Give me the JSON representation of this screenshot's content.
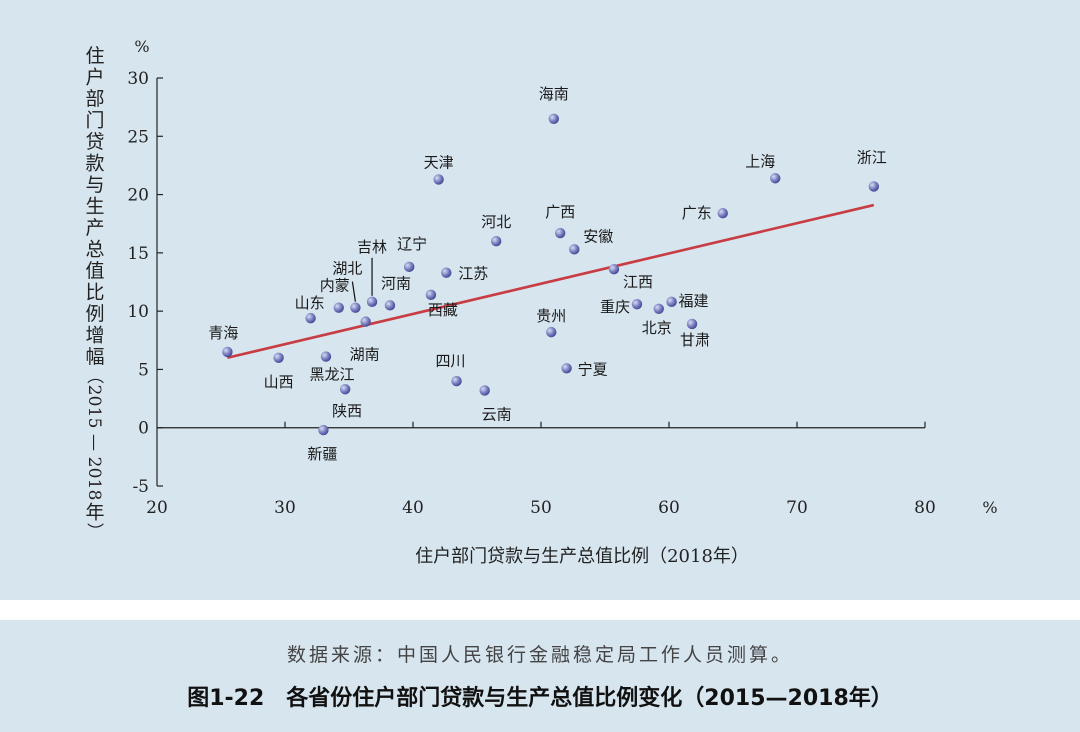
{
  "caption": {
    "figure_number": "图1-22",
    "title": "各省份住户部门贷款与生产总值比例变化（2015—2018年）",
    "source": "数据来源：中国人民银行金融稳定局工作人员测算。"
  },
  "colors": {
    "background": "#d7e5ef",
    "point": "#5f63a8",
    "trend_line": "#c83c44",
    "axis": "#222222"
  },
  "chart_data": {
    "type": "scatter",
    "xlabel": "住户部门贷款与生产总值比例（2018年）",
    "ylabel": "住户部门贷款与生产总值比例增幅（2015—2018年）",
    "x_unit": "%",
    "y_unit": "%",
    "xlim": [
      20,
      80
    ],
    "ylim": [
      -5,
      30
    ],
    "xticks": [
      20,
      30,
      40,
      50,
      60,
      70,
      80
    ],
    "yticks": [
      -5,
      0,
      5,
      10,
      15,
      20,
      25,
      30
    ],
    "grid": false,
    "points": [
      {
        "label": "海南",
        "x": 51.0,
        "y": 26.5
      },
      {
        "label": "天津",
        "x": 42.0,
        "y": 21.3
      },
      {
        "label": "上海",
        "x": 68.3,
        "y": 21.4
      },
      {
        "label": "浙江",
        "x": 76.0,
        "y": 20.7
      },
      {
        "label": "广东",
        "x": 64.2,
        "y": 18.4
      },
      {
        "label": "广西",
        "x": 51.5,
        "y": 16.7
      },
      {
        "label": "河北",
        "x": 46.5,
        "y": 16.0
      },
      {
        "label": "安徽",
        "x": 52.6,
        "y": 15.3
      },
      {
        "label": "辽宁",
        "x": 39.7,
        "y": 13.8
      },
      {
        "label": "江西",
        "x": 55.7,
        "y": 13.6
      },
      {
        "label": "江苏",
        "x": 42.6,
        "y": 13.3
      },
      {
        "label": "西藏",
        "x": 41.4,
        "y": 11.4
      },
      {
        "label": "吉林",
        "x": 36.8,
        "y": 10.8
      },
      {
        "label": "福建",
        "x": 60.2,
        "y": 10.8
      },
      {
        "label": "河南",
        "x": 38.2,
        "y": 10.5
      },
      {
        "label": "重庆",
        "x": 57.5,
        "y": 10.6
      },
      {
        "label": "内蒙",
        "x": 34.2,
        "y": 10.3
      },
      {
        "label": "湖北",
        "x": 35.5,
        "y": 10.3
      },
      {
        "label": "北京",
        "x": 59.2,
        "y": 10.2
      },
      {
        "label": "山东",
        "x": 32.0,
        "y": 9.4
      },
      {
        "label": "湖南",
        "x": 36.3,
        "y": 9.1
      },
      {
        "label": "甘肃",
        "x": 61.8,
        "y": 8.9
      },
      {
        "label": "贵州",
        "x": 50.8,
        "y": 8.2
      },
      {
        "label": "青海",
        "x": 25.5,
        "y": 6.5
      },
      {
        "label": "山西",
        "x": 29.5,
        "y": 6.0
      },
      {
        "label": "黑龙江",
        "x": 33.2,
        "y": 6.1
      },
      {
        "label": "宁夏",
        "x": 52.0,
        "y": 5.1
      },
      {
        "label": "四川",
        "x": 43.4,
        "y": 4.0
      },
      {
        "label": "陕西",
        "x": 34.7,
        "y": 3.3
      },
      {
        "label": "云南",
        "x": 45.6,
        "y": 3.2
      },
      {
        "label": "新疆",
        "x": 33.0,
        "y": -0.2
      }
    ],
    "trend_line": {
      "x": [
        25.5,
        76.0
      ],
      "y": [
        6.0,
        19.1
      ]
    }
  }
}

--*--

*TASK DETAILS*.
Your job is to transcribe the entries above exactly; skip the pictures.

*CORRECT RESULT*.
Give me the JSON representation of this screenshot's content.
{
  "caption": {
    "figure_number": "图1-22",
    "title": "各省份住户部门贷款与生产总值比例变化（2015—2018年）",
    "source": "数据来源：中国人民银行金融稳定局工作人员测算。"
  },
  "colors": {
    "background": "#d7e5ef",
    "point": "#5f63a8",
    "trend_line": "#c83c44",
    "axis": "#222222"
  },
  "chart_data": {
    "type": "scatter",
    "xlabel": "住户部门贷款与生产总值比例（2018年）",
    "ylabel": "住户部门贷款与生产总值比例增幅（2015—2018年）",
    "x_unit": "%",
    "y_unit": "%",
    "xlim": [
      20,
      80
    ],
    "ylim": [
      -5,
      30
    ],
    "xticks": [
      20,
      30,
      40,
      50,
      60,
      70,
      80
    ],
    "yticks": [
      -5,
      0,
      5,
      10,
      15,
      20,
      25,
      30
    ],
    "grid": false,
    "points": [
      {
        "label": "海南",
        "x": 51.0,
        "y": 26.5
      },
      {
        "label": "天津",
        "x": 42.0,
        "y": 21.3
      },
      {
        "label": "上海",
        "x": 68.3,
        "y": 21.4
      },
      {
        "label": "浙江",
        "x": 76.0,
        "y": 20.7
      },
      {
        "label": "广东",
        "x": 64.2,
        "y": 18.4
      },
      {
        "label": "广西",
        "x": 51.5,
        "y": 16.7
      },
      {
        "label": "河北",
        "x": 46.5,
        "y": 16.0
      },
      {
        "label": "安徽",
        "x": 52.6,
        "y": 15.3
      },
      {
        "label": "辽宁",
        "x": 39.7,
        "y": 13.8
      },
      {
        "label": "江西",
        "x": 55.7,
        "y": 13.6
      },
      {
        "label": "江苏",
        "x": 42.6,
        "y": 13.3
      },
      {
        "label": "西藏",
        "x": 41.4,
        "y": 11.4
      },
      {
        "label": "吉林",
        "x": 36.8,
        "y": 10.8
      },
      {
        "label": "福建",
        "x": 60.2,
        "y": 10.8
      },
      {
        "label": "河南",
        "x": 38.2,
        "y": 10.5
      },
      {
        "label": "重庆",
        "x": 57.5,
        "y": 10.6
      },
      {
        "label": "内蒙",
        "x": 34.2,
        "y": 10.3
      },
      {
        "label": "湖北",
        "x": 35.5,
        "y": 10.3
      },
      {
        "label": "北京",
        "x": 59.2,
        "y": 10.2
      },
      {
        "label": "山东",
        "x": 32.0,
        "y": 9.4
      },
      {
        "label": "湖南",
        "x": 36.3,
        "y": 9.1
      },
      {
        "label": "甘肃",
        "x": 61.8,
        "y": 8.9
      },
      {
        "label": "贵州",
        "x": 50.8,
        "y": 8.2
      },
      {
        "label": "青海",
        "x": 25.5,
        "y": 6.5
      },
      {
        "label": "山西",
        "x": 29.5,
        "y": 6.0
      },
      {
        "label": "黑龙江",
        "x": 33.2,
        "y": 6.1
      },
      {
        "label": "宁夏",
        "x": 52.0,
        "y": 5.1
      },
      {
        "label": "四川",
        "x": 43.4,
        "y": 4.0
      },
      {
        "label": "陕西",
        "x": 34.7,
        "y": 3.3
      },
      {
        "label": "云南",
        "x": 45.6,
        "y": 3.2
      },
      {
        "label": "新疆",
        "x": 33.0,
        "y": -0.2
      }
    ],
    "trend_line": {
      "x": [
        25.5,
        76.0
      ],
      "y": [
        6.0,
        19.1
      ]
    }
  }
}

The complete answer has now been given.